TASK REQUIREMENTS: Return the listing below exactly, with the pictures dropped.

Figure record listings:
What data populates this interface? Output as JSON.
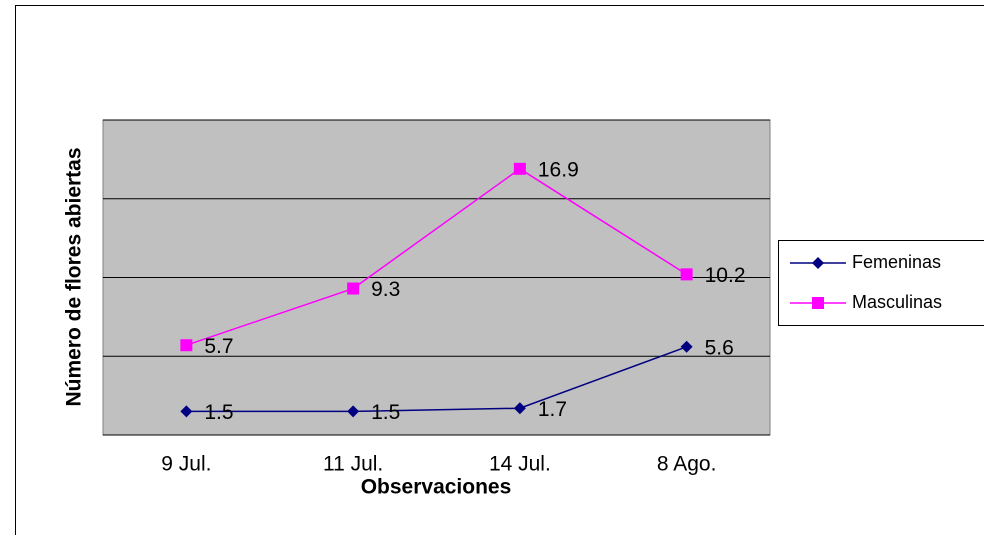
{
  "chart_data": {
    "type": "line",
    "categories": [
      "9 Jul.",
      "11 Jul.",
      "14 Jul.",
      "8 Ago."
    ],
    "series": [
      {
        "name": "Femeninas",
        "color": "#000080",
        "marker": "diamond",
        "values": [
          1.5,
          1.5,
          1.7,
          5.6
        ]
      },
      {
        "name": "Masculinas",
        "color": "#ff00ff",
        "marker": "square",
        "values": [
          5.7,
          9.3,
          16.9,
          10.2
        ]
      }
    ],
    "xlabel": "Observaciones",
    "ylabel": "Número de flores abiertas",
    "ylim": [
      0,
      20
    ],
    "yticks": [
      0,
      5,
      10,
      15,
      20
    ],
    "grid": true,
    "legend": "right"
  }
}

THE OUTPUT:
What data populates this interface? Output as JSON.
{
  "chart_data": {
    "type": "line",
    "categories": [
      "9 Jul.",
      "11 Jul.",
      "14 Jul.",
      "8 Ago."
    ],
    "series": [
      {
        "name": "Femeninas",
        "color": "#000080",
        "marker": "diamond",
        "values": [
          1.5,
          1.5,
          1.7,
          5.6
        ]
      },
      {
        "name": "Masculinas",
        "color": "#ff00ff",
        "marker": "square",
        "values": [
          5.7,
          9.3,
          16.9,
          10.2
        ]
      }
    ],
    "xlabel": "Observaciones",
    "ylabel": "Número de flores abiertas",
    "ylim": [
      0,
      20
    ],
    "yticks": [
      0,
      5,
      10,
      15,
      20
    ],
    "grid": true,
    "legend": "right"
  }
}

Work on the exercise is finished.